Stated task —
Locate all lines with the word "sitios" and copy them out.
** Start of Given records **
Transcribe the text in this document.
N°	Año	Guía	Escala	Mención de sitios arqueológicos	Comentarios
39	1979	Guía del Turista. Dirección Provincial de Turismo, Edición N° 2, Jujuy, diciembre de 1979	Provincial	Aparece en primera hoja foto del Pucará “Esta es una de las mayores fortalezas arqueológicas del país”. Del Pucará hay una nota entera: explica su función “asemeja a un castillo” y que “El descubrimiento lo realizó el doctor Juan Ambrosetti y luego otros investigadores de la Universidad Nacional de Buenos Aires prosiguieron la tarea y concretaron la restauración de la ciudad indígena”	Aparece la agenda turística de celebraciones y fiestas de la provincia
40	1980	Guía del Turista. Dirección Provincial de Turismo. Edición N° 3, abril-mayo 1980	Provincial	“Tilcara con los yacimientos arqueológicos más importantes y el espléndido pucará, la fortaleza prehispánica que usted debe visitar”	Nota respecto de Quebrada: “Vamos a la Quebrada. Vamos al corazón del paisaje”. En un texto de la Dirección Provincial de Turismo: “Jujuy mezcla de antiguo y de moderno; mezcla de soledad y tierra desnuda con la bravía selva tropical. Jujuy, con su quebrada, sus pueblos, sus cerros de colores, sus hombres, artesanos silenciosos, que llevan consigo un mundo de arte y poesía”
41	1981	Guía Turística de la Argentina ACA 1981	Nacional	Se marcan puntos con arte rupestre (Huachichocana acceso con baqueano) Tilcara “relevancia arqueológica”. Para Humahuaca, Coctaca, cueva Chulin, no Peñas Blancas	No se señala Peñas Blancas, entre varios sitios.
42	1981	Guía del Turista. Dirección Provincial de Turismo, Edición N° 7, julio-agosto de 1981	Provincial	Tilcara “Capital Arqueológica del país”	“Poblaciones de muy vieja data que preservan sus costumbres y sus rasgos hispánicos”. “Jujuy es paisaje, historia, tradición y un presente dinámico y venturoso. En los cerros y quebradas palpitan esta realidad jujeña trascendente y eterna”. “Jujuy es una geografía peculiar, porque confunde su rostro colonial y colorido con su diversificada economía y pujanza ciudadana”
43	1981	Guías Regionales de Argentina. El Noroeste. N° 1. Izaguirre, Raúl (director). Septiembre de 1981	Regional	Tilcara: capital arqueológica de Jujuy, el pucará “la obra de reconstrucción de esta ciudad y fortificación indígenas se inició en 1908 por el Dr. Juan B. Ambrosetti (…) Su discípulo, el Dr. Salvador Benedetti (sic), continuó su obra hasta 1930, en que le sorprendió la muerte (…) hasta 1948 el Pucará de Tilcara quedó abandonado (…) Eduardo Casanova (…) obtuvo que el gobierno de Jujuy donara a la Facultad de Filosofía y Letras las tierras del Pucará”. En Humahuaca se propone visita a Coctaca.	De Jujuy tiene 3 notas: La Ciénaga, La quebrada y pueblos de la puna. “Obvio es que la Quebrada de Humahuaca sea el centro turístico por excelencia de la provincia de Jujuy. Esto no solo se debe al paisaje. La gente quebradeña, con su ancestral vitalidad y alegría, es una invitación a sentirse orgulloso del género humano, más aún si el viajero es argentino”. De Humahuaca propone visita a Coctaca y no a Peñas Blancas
** End of Given records **
Written reply —
N°	Año	Guía	Escala	Mención de sitios arqueológicos	Comentarios
41	1981	Guía Turística de la Argentina ACA 1981	Nacional	Se marcan puntos con arte rupestre (Huachichocana acceso con baqueano) Tilcara “relevancia arqueológica”. Para Humahuaca, Coctaca, cueva Chulin, no Peñas Blancas	No se señala Peñas Blancas, entre varios sitios.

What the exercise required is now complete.